Start of Records for this exercise

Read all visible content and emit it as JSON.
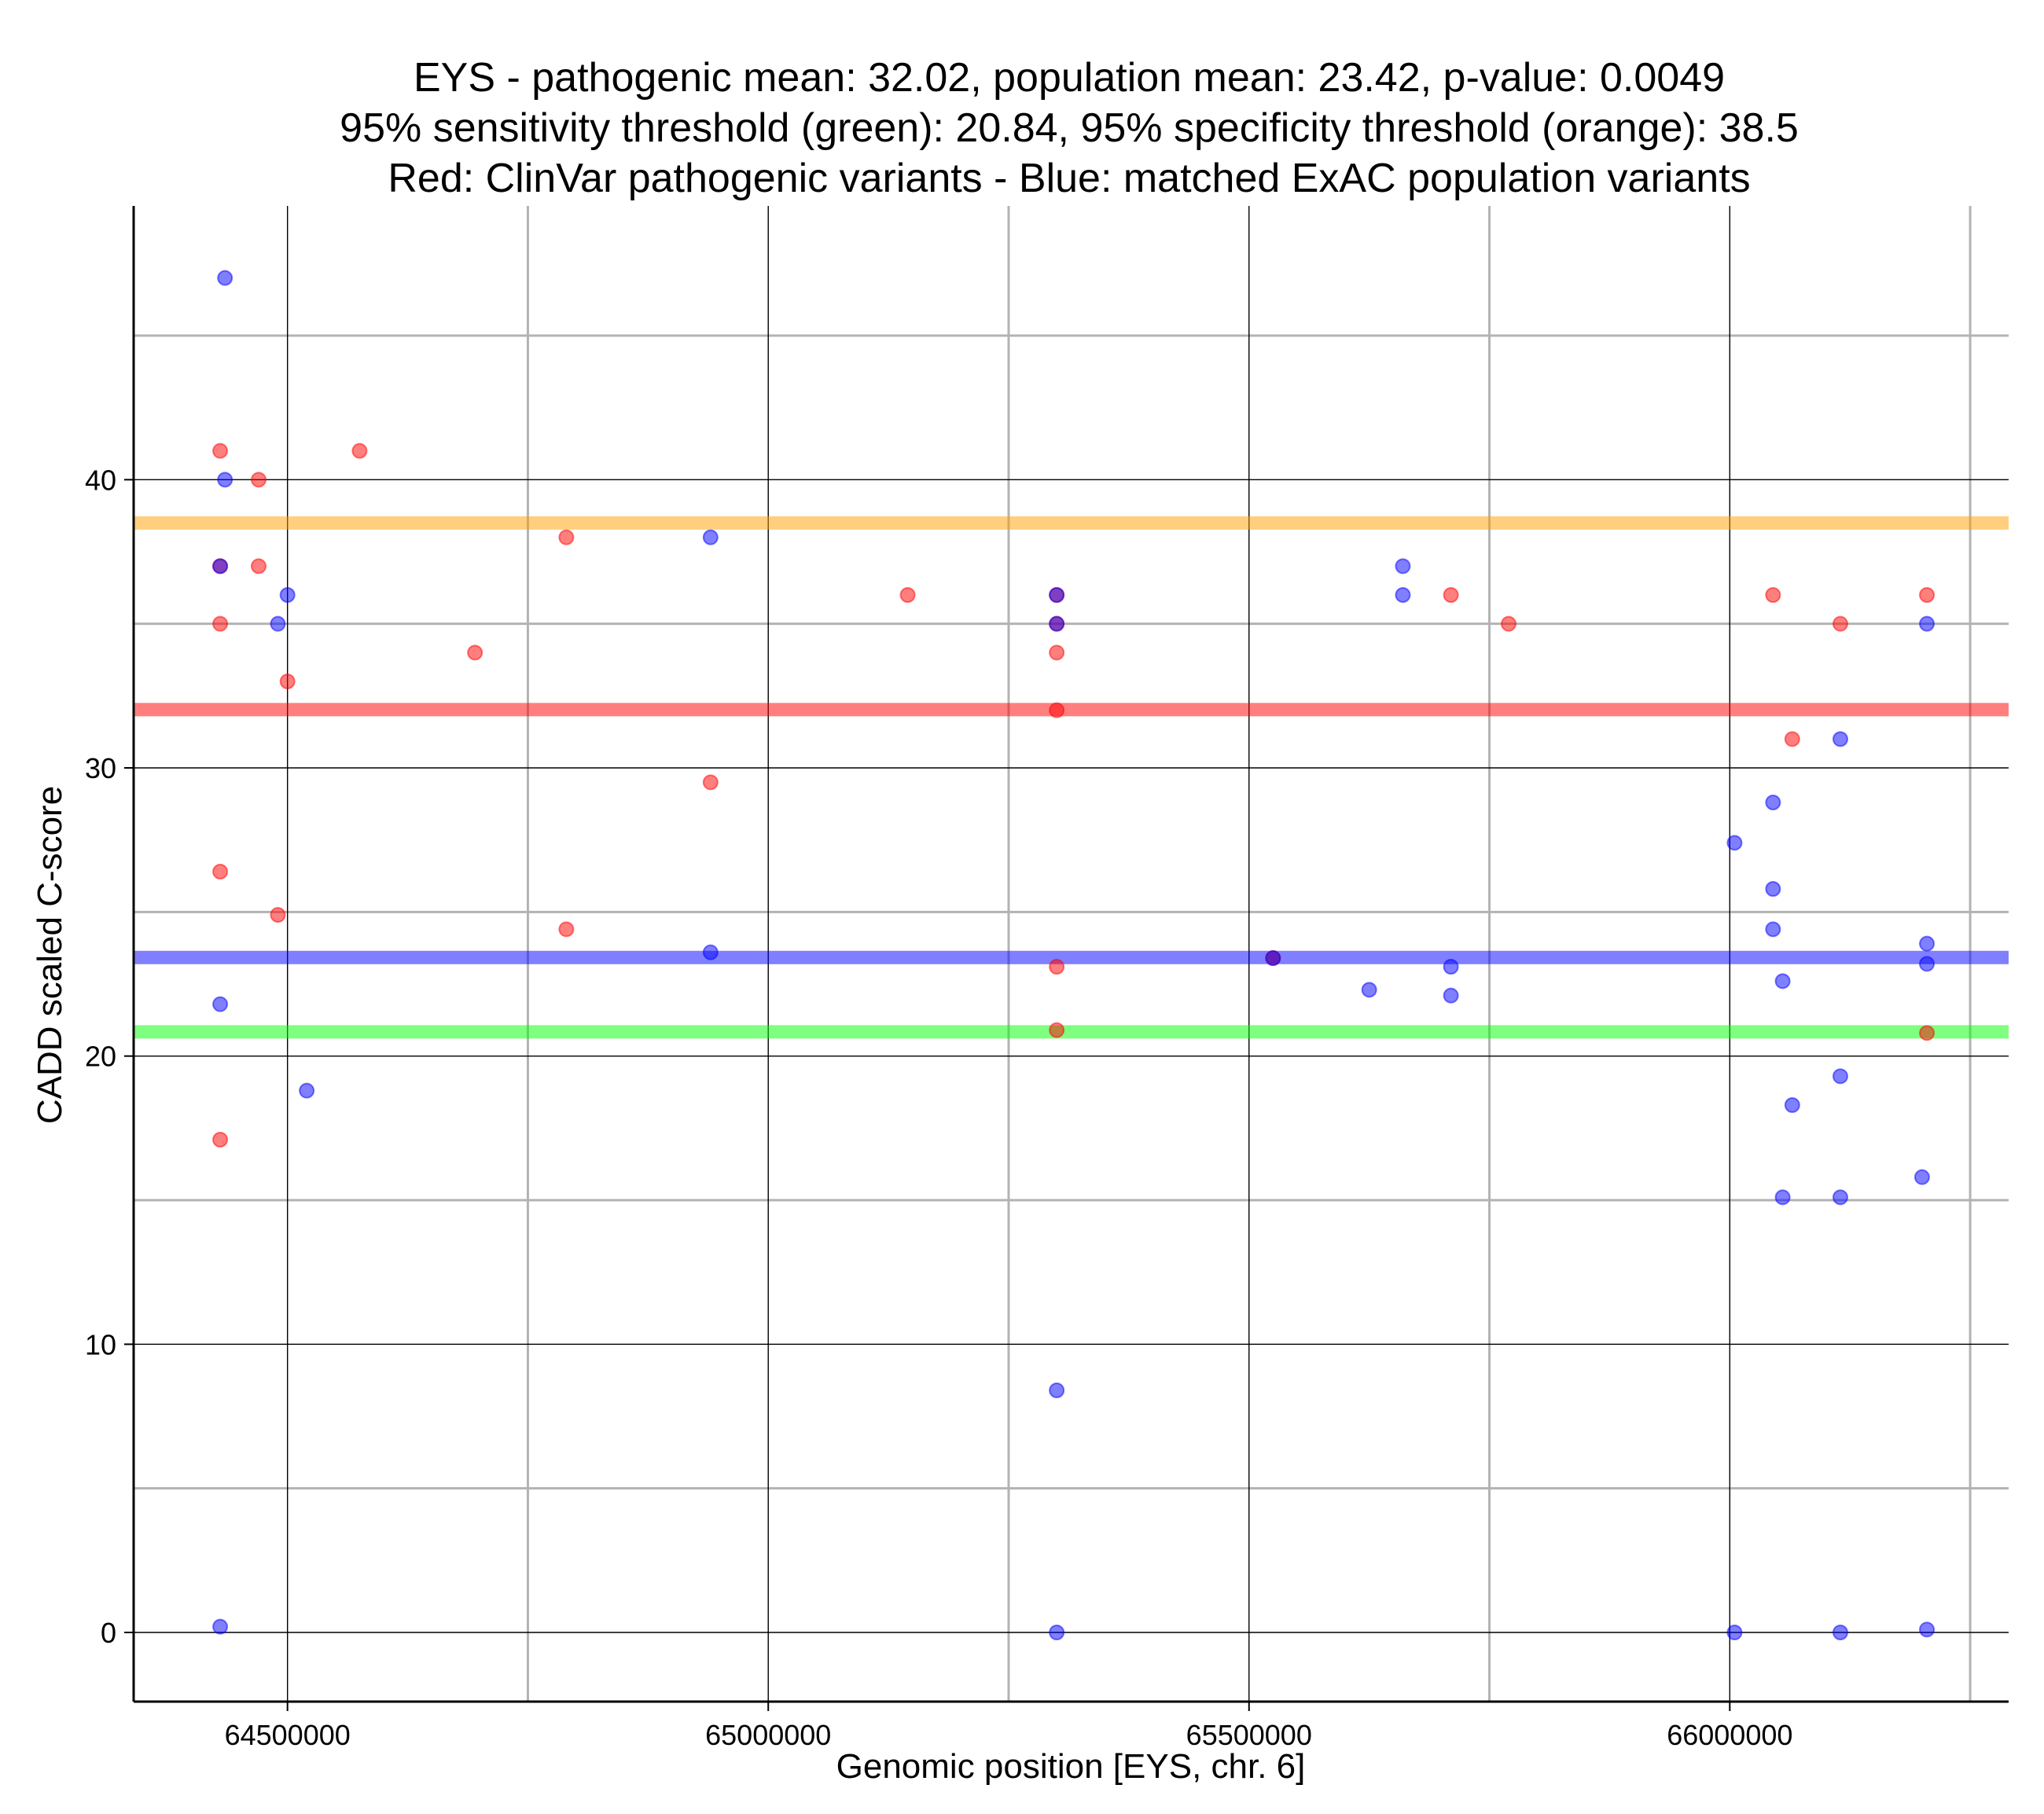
{
  "chart_data": {
    "type": "scatter",
    "title_lines": [
      "EYS - pathogenic mean: 32.02, population mean: 23.42, p-value: 0.0049",
      "95% sensitivity threshold (green): 20.84, 95% specificity threshold (orange): 38.5",
      "Red: ClinVar pathogenic variants - Blue: matched ExAC population variants"
    ],
    "xlabel": "Genomic position [EYS, chr. 6]",
    "ylabel": "CADD scaled C-score",
    "xlim": [
      64340000,
      66290000
    ],
    "ylim": [
      -2.4,
      49.5
    ],
    "x_ticks": [
      64500000,
      65000000,
      65500000,
      66000000
    ],
    "x_tick_labels": [
      "64500000",
      "65000000",
      "65500000",
      "66000000"
    ],
    "x_minor_grid": [
      64750000,
      65250000,
      65750000,
      66250000
    ],
    "y_ticks": [
      0,
      10,
      20,
      30,
      40
    ],
    "y_tick_labels": [
      "0",
      "10",
      "20",
      "30",
      "40"
    ],
    "y_minor_grid": [
      5,
      15,
      25,
      35,
      45
    ],
    "reference_lines": [
      {
        "name": "specificity-threshold",
        "value": 38.5,
        "color": "#ffa000"
      },
      {
        "name": "pathogenic-mean",
        "value": 32.02,
        "color": "#ff0000"
      },
      {
        "name": "population-mean",
        "value": 23.42,
        "color": "#0000ff"
      },
      {
        "name": "sensitivity-threshold",
        "value": 20.84,
        "color": "#00ff00"
      }
    ],
    "series": [
      {
        "name": "ClinVar pathogenic variants",
        "color": "#ff0000",
        "points": [
          [
            64430000,
            41
          ],
          [
            64430000,
            37
          ],
          [
            64430000,
            35
          ],
          [
            64430000,
            26.4
          ],
          [
            64430000,
            17.1
          ],
          [
            64470000,
            40
          ],
          [
            64470000,
            37
          ],
          [
            64490000,
            24.9
          ],
          [
            64500000,
            33
          ],
          [
            64575000,
            41
          ],
          [
            64695000,
            34
          ],
          [
            64790000,
            38
          ],
          [
            64790000,
            24.4
          ],
          [
            64940000,
            29.5
          ],
          [
            65145000,
            36
          ],
          [
            65300000,
            36
          ],
          [
            65300000,
            35
          ],
          [
            65300000,
            34
          ],
          [
            65300000,
            32
          ],
          [
            65300000,
            23.1
          ],
          [
            65300000,
            20.9
          ],
          [
            65525000,
            23.4
          ],
          [
            65710000,
            36
          ],
          [
            65770000,
            35
          ],
          [
            66045000,
            36
          ],
          [
            66065000,
            31
          ],
          [
            66115000,
            35
          ],
          [
            66205000,
            36
          ],
          [
            66205000,
            20.8
          ]
        ]
      },
      {
        "name": "matched ExAC population variants",
        "color": "#0000ff",
        "points": [
          [
            64435000,
            47
          ],
          [
            64435000,
            40
          ],
          [
            64430000,
            37
          ],
          [
            64430000,
            21.8
          ],
          [
            64430000,
            0.2
          ],
          [
            64490000,
            35
          ],
          [
            64500000,
            36
          ],
          [
            64520000,
            18.8
          ],
          [
            64940000,
            38
          ],
          [
            64940000,
            23.6
          ],
          [
            65300000,
            36
          ],
          [
            65300000,
            35
          ],
          [
            65300000,
            8.4
          ],
          [
            65300000,
            0
          ],
          [
            65525000,
            23.4
          ],
          [
            65625000,
            22.3
          ],
          [
            65660000,
            37
          ],
          [
            65660000,
            36
          ],
          [
            65710000,
            23.1
          ],
          [
            65710000,
            22.1
          ],
          [
            66005000,
            27.4
          ],
          [
            66005000,
            0
          ],
          [
            66045000,
            28.8
          ],
          [
            66045000,
            25.8
          ],
          [
            66045000,
            24.4
          ],
          [
            66055000,
            22.6
          ],
          [
            66055000,
            15.1
          ],
          [
            66065000,
            18.3
          ],
          [
            66115000,
            31
          ],
          [
            66115000,
            19.3
          ],
          [
            66115000,
            15.1
          ],
          [
            66115000,
            0
          ],
          [
            66200000,
            15.8
          ],
          [
            66205000,
            35
          ],
          [
            66205000,
            23.9
          ],
          [
            66205000,
            23.2
          ],
          [
            66205000,
            0.1
          ]
        ]
      }
    ]
  }
}
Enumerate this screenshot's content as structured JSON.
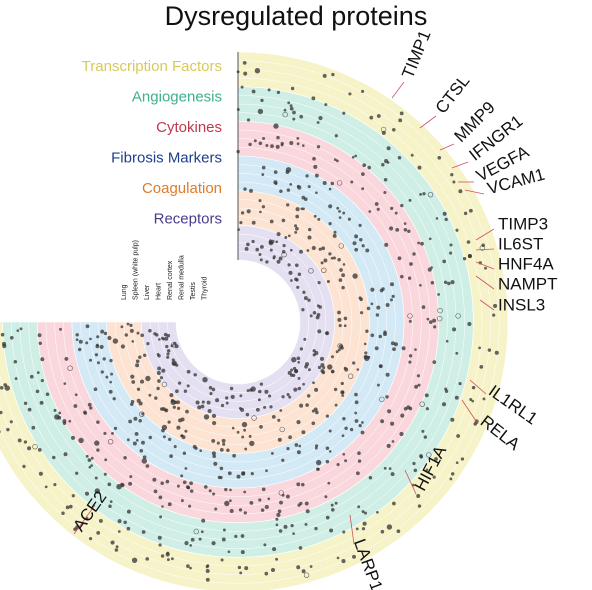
{
  "title": "Dysregulated proteins",
  "categories": [
    {
      "label": "Transcription Factors",
      "color": "#d9c95a",
      "fill": "#f7f3c9"
    },
    {
      "label": "Angiogenesis",
      "color": "#3bb08f",
      "fill": "#cfeee6"
    },
    {
      "label": "Cytokines",
      "color": "#c0394b",
      "fill": "#fad7dc"
    },
    {
      "label": "Fibrosis Markers",
      "color": "#1d3f8c",
      "fill": "#d3e9f5"
    },
    {
      "label": "Coagulation",
      "color": "#e07b29",
      "fill": "#fde3d2"
    },
    {
      "label": "Receptors",
      "color": "#4a3b8f",
      "fill": "#e4e0f2"
    }
  ],
  "tissues": [
    "Lung",
    "Spleen (white pulp)",
    "Liver",
    "Heart",
    "Renal cortex",
    "Renal medulla",
    "Testis",
    "Thyroid"
  ],
  "proteins": [
    "TIMP1",
    "CTSL",
    "MMP9",
    "IFNGR1",
    "VEGFA",
    "VCAM1",
    "TIMP3",
    "IL6ST",
    "HNF4A",
    "NAMPT",
    "INSL3",
    "IL1RL1",
    "RELA",
    "HIF1A",
    "LARP1",
    "ACE2"
  ]
}
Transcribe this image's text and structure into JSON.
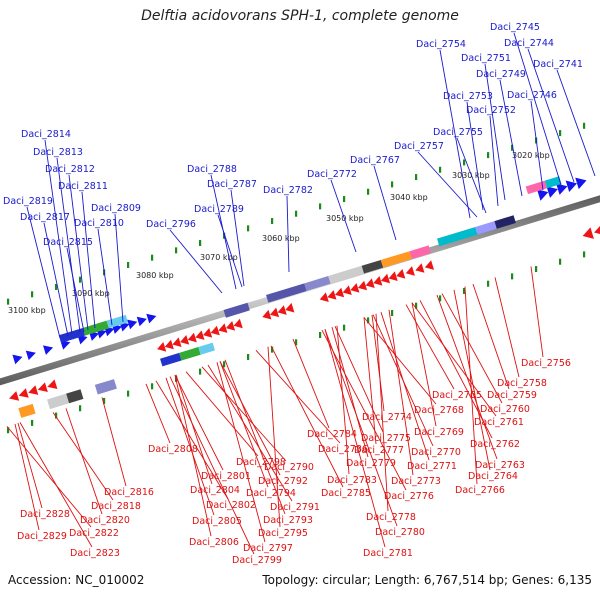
{
  "title": "Delftia acidovorans SPH-1, complete genome",
  "footer": {
    "accession": "Accession: NC_010002",
    "genome_info": "Topology: circular; Length: 6,767,514 bp; Genes: 6,135"
  },
  "ruler_labels": [
    "3020 kbp",
    "3030 kbp",
    "3040 kbp",
    "3050 kbp",
    "3060 kbp",
    "3070 kbp",
    "3080 kbp",
    "3090 kbp",
    "3100 kbp"
  ],
  "upper_gene_labels": [
    "Daci_2745",
    "Daci_2744",
    "Daci_2741",
    "Daci_2754",
    "Daci_2751",
    "Daci_2749",
    "Daci_2746",
    "Daci_2753",
    "Daci_2752",
    "Daci_2755",
    "Daci_2757",
    "Daci_2767",
    "Daci_2772",
    "Daci_2782",
    "Daci_2788",
    "Daci_2787",
    "Daci_2789",
    "Daci_2796",
    "Daci_2814",
    "Daci_2813",
    "Daci_2812",
    "Daci_2811",
    "Daci_2819",
    "Daci_2809",
    "Daci_2817",
    "Daci_2810",
    "Daci_2815"
  ],
  "lower_gene_labels": [
    "Daci_2756",
    "Daci_2758",
    "Daci_2759",
    "Daci_2765",
    "Daci_2760",
    "Daci_2768",
    "Daci_2761",
    "Daci_2774",
    "Daci_2769",
    "Daci_2784",
    "Daci_2775",
    "Daci_2770",
    "Daci_2762",
    "Daci_2786",
    "Daci_2777",
    "Daci_2808",
    "Daci_2779",
    "Daci_2771",
    "Daci_2763",
    "Daci_2798",
    "Daci_2790",
    "Daci_2783",
    "Daci_2773",
    "Daci_2764",
    "Daci_2801",
    "Daci_2792",
    "Daci_2785",
    "Daci_2776",
    "Daci_2766",
    "Daci_2816",
    "Daci_2804",
    "Daci_2794",
    "Daci_2818",
    "Daci_2802",
    "Daci_2791",
    "Daci_2778",
    "Daci_2828",
    "Daci_2820",
    "Daci_2805",
    "Daci_2793",
    "Daci_2780",
    "Daci_2822",
    "Daci_2795",
    "Daci_2829",
    "Daci_2806",
    "Daci_2797",
    "Daci_2781",
    "Daci_2823",
    "Daci_2799"
  ],
  "colors": {
    "upper_label": "#1a1acc",
    "lower_label": "#dd1111",
    "forward_arrow": "#1515ee",
    "reverse_arrow": "#ee1515",
    "tick": "#1a8a1a",
    "backbone": "#909090"
  }
}
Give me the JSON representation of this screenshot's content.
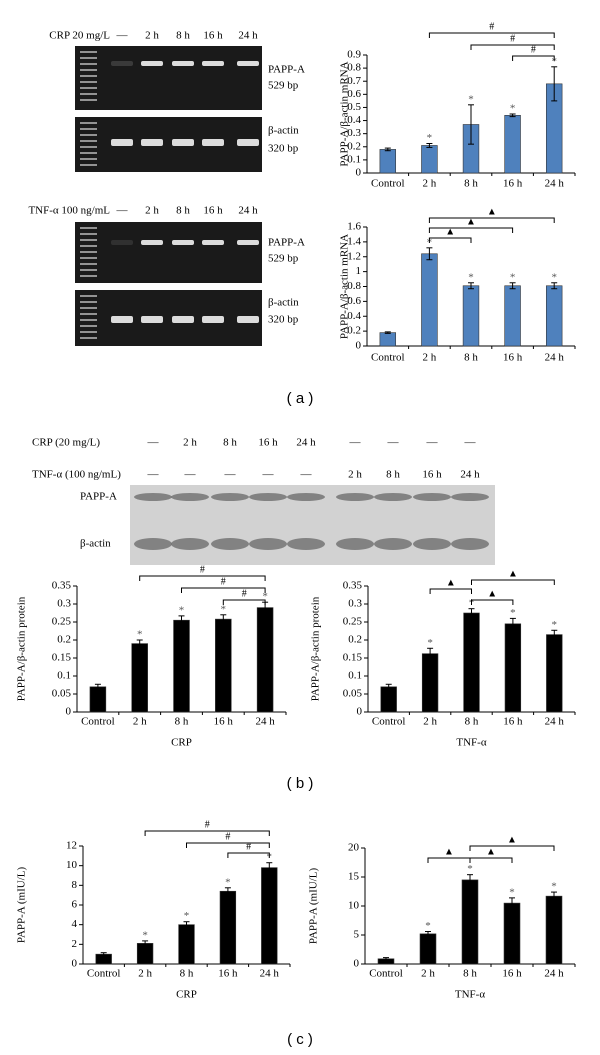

End of Records for this exercise

### Problem to work on
Your answer should consist of all lines above that include the string "fill".

### Answer to this task
      "fill": "#f7f3c9"
      "fill": "#cfeee6"
      "fill": "#fad7dc"
      "fill": "#d3e9f5"
      "fill": "#fde3d2"
      "fill": "#e4e0f2"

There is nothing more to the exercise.